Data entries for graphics
····················
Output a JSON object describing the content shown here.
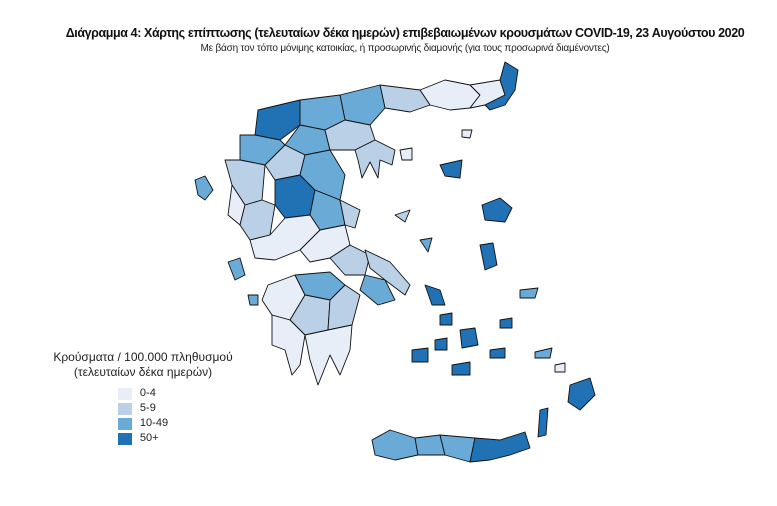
{
  "title": "Διάγραμμα 4: Χάρτης επίπτωσης (τελευταίων δέκα ημερών) επιβεβαιωμένων κρουσμάτων COVID-19, 23 Αυγούστου 2020",
  "subtitle": "Με βάση τον τόπο μόνιμης κατοικίας, ή προσωρινής διαμονής (για τους προσωρινά διαμένοντες)",
  "legend": {
    "title_line1": "Κρούσματα / 100.000 πληθυσμού",
    "title_line2": "(τελευταίων δέκα ημερών)",
    "items": [
      {
        "label": "0-4",
        "color": "#e8eef8"
      },
      {
        "label": "5-9",
        "color": "#bad0e6"
      },
      {
        "label": "10-49",
        "color": "#6aaad6"
      },
      {
        "label": "50+",
        "color": "#2171b5"
      }
    ]
  }
}
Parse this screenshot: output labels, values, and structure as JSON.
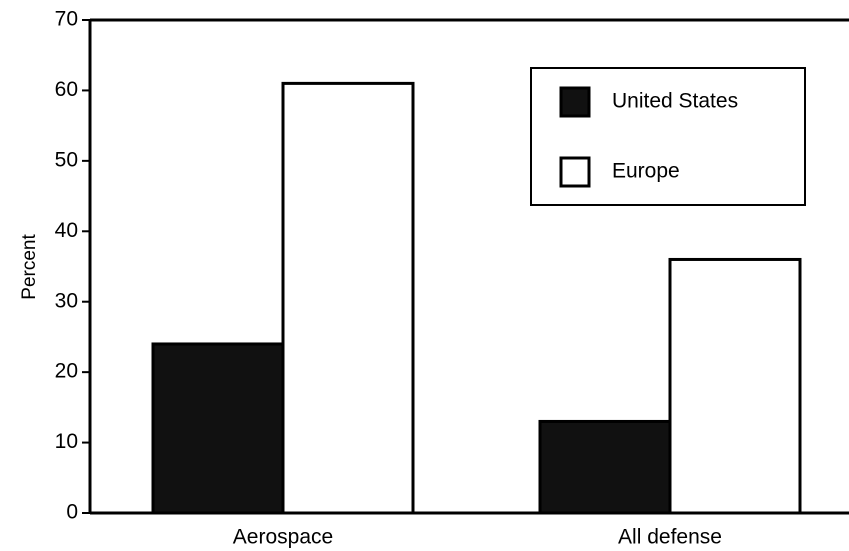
{
  "chart_data": {
    "type": "bar",
    "y_label": "Percent",
    "categories": [
      "Aerospace",
      "All defense"
    ],
    "series": [
      {
        "name": "United States",
        "color": "#111111",
        "values": [
          24,
          13
        ]
      },
      {
        "name": "Europe",
        "color": "#ffffff",
        "values": [
          61,
          36
        ]
      }
    ],
    "ylim": [
      0,
      70
    ],
    "yticks": [
      0,
      10,
      20,
      30,
      40,
      50,
      60,
      70
    ],
    "legend": "upper right"
  }
}
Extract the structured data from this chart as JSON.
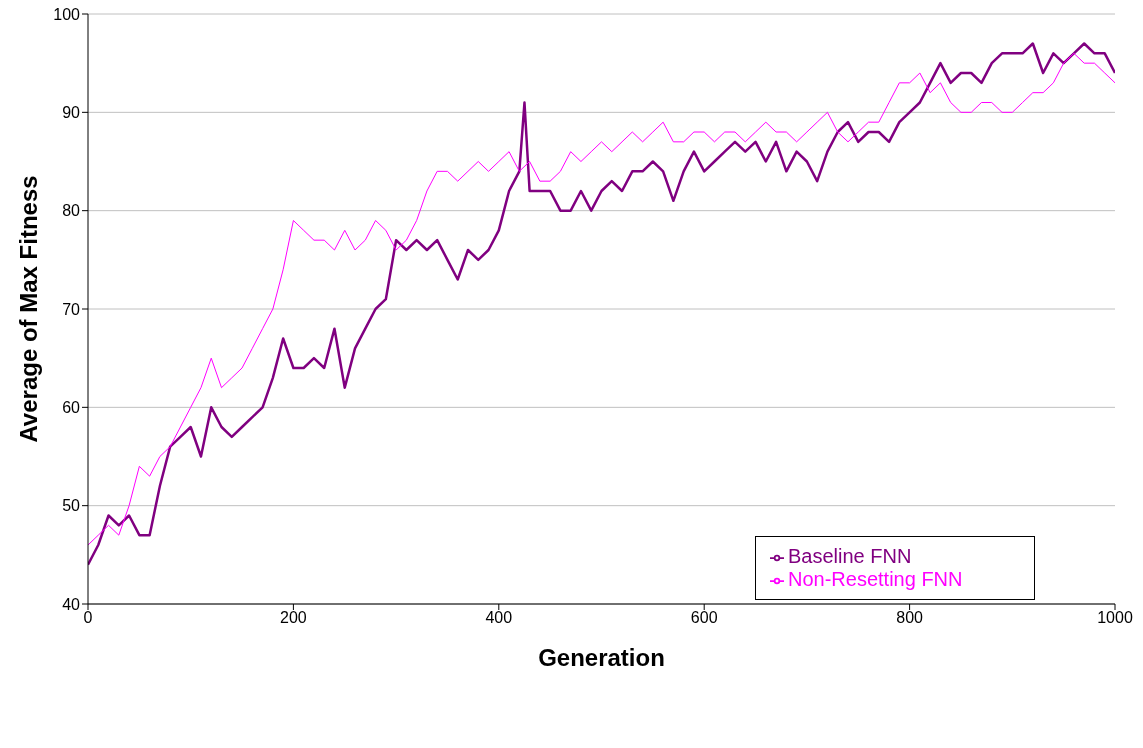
{
  "chart_data": {
    "type": "line",
    "xlabel": "Generation",
    "ylabel": "Average of Max Fitness",
    "xlim": [
      0,
      1000
    ],
    "xticks": [
      0,
      200,
      400,
      600,
      800,
      1000
    ],
    "ylim": [
      40,
      100
    ],
    "yticks": [
      40,
      50,
      60,
      70,
      80,
      90,
      100
    ],
    "grid": "y",
    "legend": "bottom right",
    "marker": "none",
    "line_style": "solid",
    "series": [
      {
        "name": "Baseline FNN",
        "color": "#800080",
        "x": [
          0,
          10,
          20,
          30,
          40,
          50,
          60,
          70,
          80,
          90,
          100,
          110,
          120,
          130,
          140,
          150,
          160,
          170,
          180,
          190,
          200,
          210,
          220,
          230,
          240,
          250,
          260,
          270,
          280,
          290,
          300,
          310,
          320,
          330,
          340,
          350,
          360,
          370,
          380,
          390,
          400,
          410,
          420,
          425,
          430,
          440,
          450,
          460,
          470,
          480,
          490,
          500,
          510,
          520,
          530,
          540,
          550,
          560,
          570,
          580,
          590,
          600,
          610,
          620,
          630,
          640,
          650,
          660,
          670,
          680,
          690,
          700,
          710,
          720,
          730,
          740,
          750,
          760,
          770,
          780,
          790,
          800,
          810,
          820,
          830,
          840,
          850,
          860,
          870,
          880,
          890,
          900,
          910,
          920,
          930,
          940,
          950,
          960,
          970,
          980,
          990,
          1000
        ],
        "values": [
          44,
          46,
          49,
          48,
          49,
          47,
          47,
          52,
          56,
          57,
          58,
          55,
          60,
          58,
          57,
          58,
          59,
          60,
          63,
          67,
          64,
          64,
          65,
          64,
          68,
          62,
          66,
          68,
          70,
          71,
          77,
          76,
          77,
          76,
          77,
          75,
          73,
          76,
          75,
          76,
          78,
          82,
          84,
          91,
          82,
          82,
          82,
          80,
          80,
          82,
          80,
          82,
          83,
          82,
          84,
          84,
          85,
          84,
          81,
          84,
          86,
          84,
          85,
          86,
          87,
          86,
          87,
          85,
          87,
          84,
          86,
          85,
          83,
          86,
          88,
          89,
          87,
          88,
          88,
          87,
          89,
          90,
          91,
          93,
          95,
          93,
          94,
          94,
          93,
          95,
          96,
          96,
          96,
          97,
          94,
          96,
          95,
          96,
          97,
          96,
          96,
          94
        ]
      },
      {
        "name": "Non-Resetting FNN",
        "color": "#ff00ff",
        "x": [
          0,
          10,
          20,
          30,
          40,
          50,
          60,
          70,
          80,
          90,
          100,
          110,
          120,
          130,
          140,
          150,
          160,
          170,
          180,
          190,
          200,
          210,
          220,
          230,
          240,
          250,
          260,
          270,
          280,
          290,
          300,
          310,
          320,
          330,
          340,
          350,
          360,
          370,
          380,
          390,
          400,
          410,
          420,
          430,
          440,
          450,
          460,
          470,
          480,
          490,
          500,
          510,
          520,
          530,
          540,
          550,
          560,
          570,
          580,
          590,
          600,
          610,
          620,
          630,
          640,
          650,
          660,
          670,
          680,
          690,
          700,
          710,
          720,
          730,
          740,
          750,
          760,
          770,
          780,
          790,
          800,
          810,
          820,
          830,
          840,
          850,
          860,
          870,
          880,
          890,
          900,
          910,
          920,
          930,
          940,
          950,
          960,
          970,
          980,
          990,
          1000
        ],
        "values": [
          46,
          47,
          48,
          47,
          50,
          54,
          53,
          55,
          56,
          58,
          60,
          62,
          65,
          62,
          63,
          64,
          66,
          68,
          70,
          74,
          79,
          78,
          77,
          77,
          76,
          78,
          76,
          77,
          79,
          78,
          76,
          77,
          79,
          82,
          84,
          84,
          83,
          84,
          85,
          84,
          85,
          86,
          84,
          85,
          83,
          83,
          84,
          86,
          85,
          86,
          87,
          86,
          87,
          88,
          87,
          88,
          89,
          87,
          87,
          88,
          88,
          87,
          88,
          88,
          87,
          88,
          89,
          88,
          88,
          87,
          88,
          89,
          90,
          88,
          87,
          88,
          89,
          89,
          91,
          93,
          93,
          94,
          92,
          93,
          91,
          90,
          90,
          91,
          91,
          90,
          90,
          91,
          92,
          92,
          93,
          95,
          96,
          95,
          95,
          94,
          93
        ]
      }
    ]
  }
}
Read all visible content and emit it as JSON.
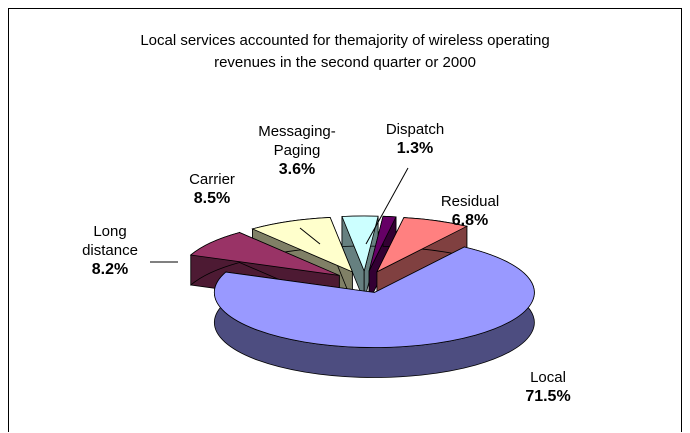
{
  "chart_data": {
    "type": "pie3d",
    "title": "Local services accounted for themajority of wireless operating revenues in the second quarter or 2000",
    "categories": [
      "Dispatch",
      "Residual",
      "Local",
      "Long distance",
      "Carrier",
      "Messaging-Paging"
    ],
    "values": [
      1.3,
      6.8,
      71.5,
      8.2,
      8.5,
      3.6
    ],
    "value_labels": [
      "1.3%",
      "6.8%",
      "71.5%",
      "8.2%",
      "8.5%",
      "3.6%"
    ],
    "colors": [
      "#660066",
      "#ff8080",
      "#9999ff",
      "#993366",
      "#ffffcc",
      "#ccffff"
    ]
  }
}
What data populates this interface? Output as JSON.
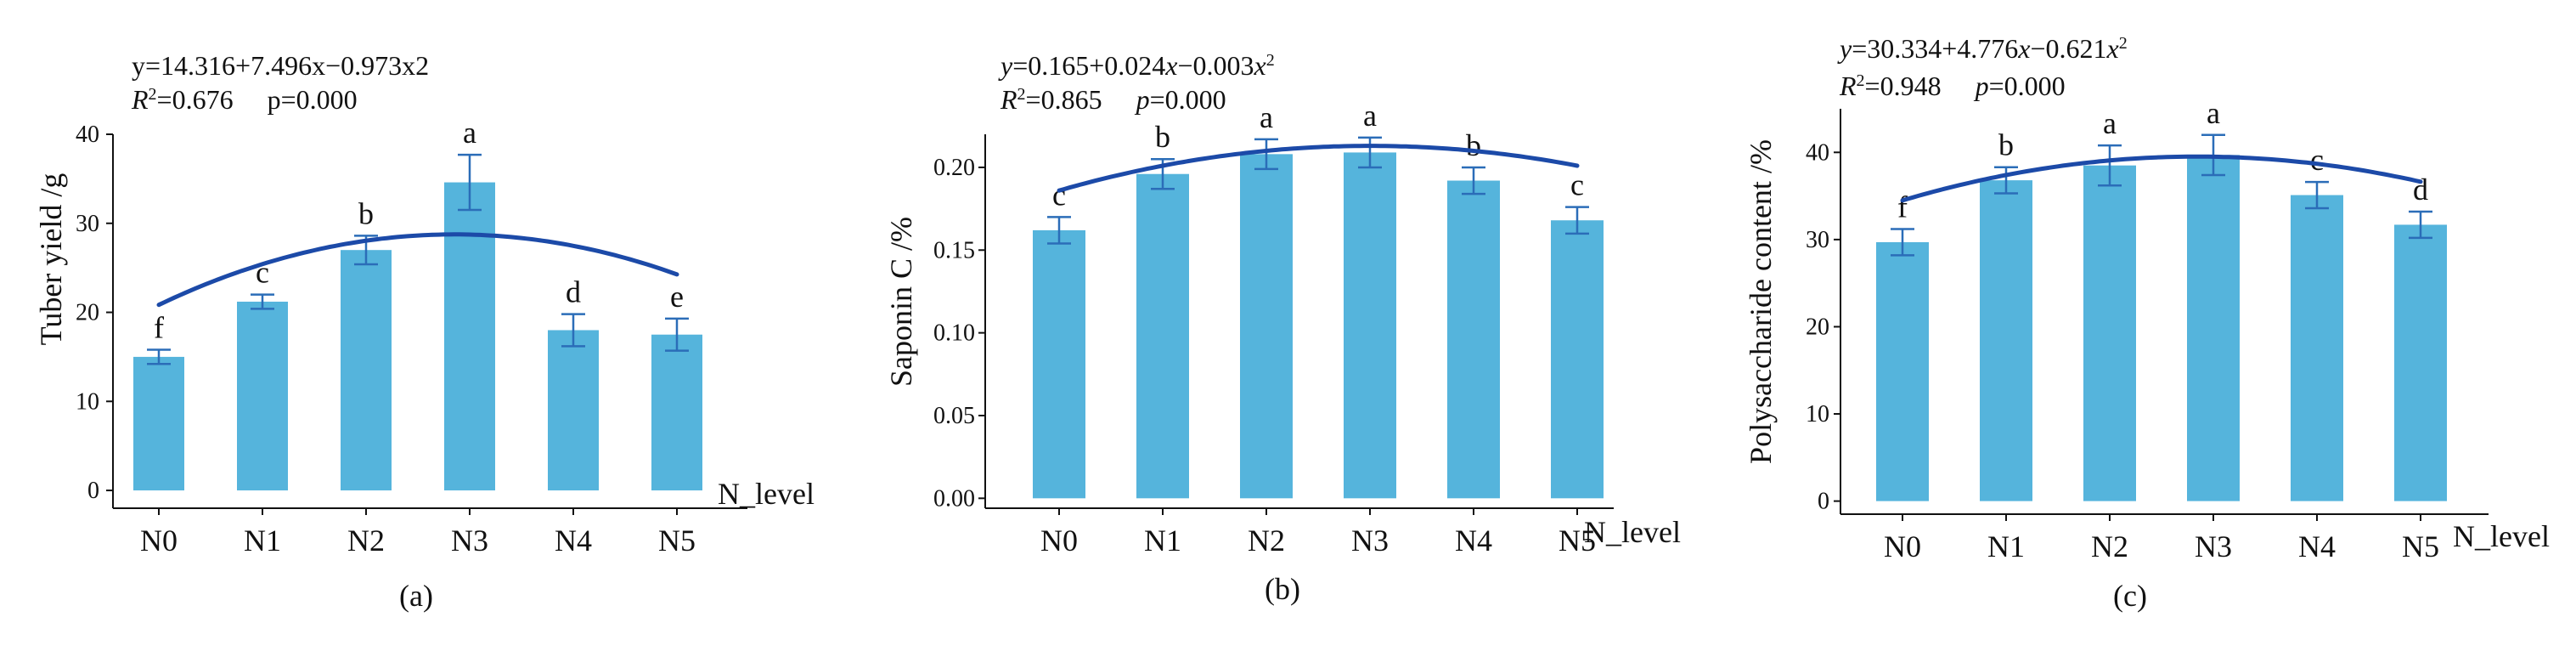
····················
Challenge –
Filter the data for the string "τελευταίων" and copy every line that has it.

Answer to the task –
  "title": "Διάγραμμα 4: Χάρτης επίπτωσης (τελευταίων δέκα ημερών) επιβεβαιωμένων κρουσμάτων COVID-19, 23 Αυγούστου 2020",
    "title_line2": "(τελευταίων δέκα ημερών)",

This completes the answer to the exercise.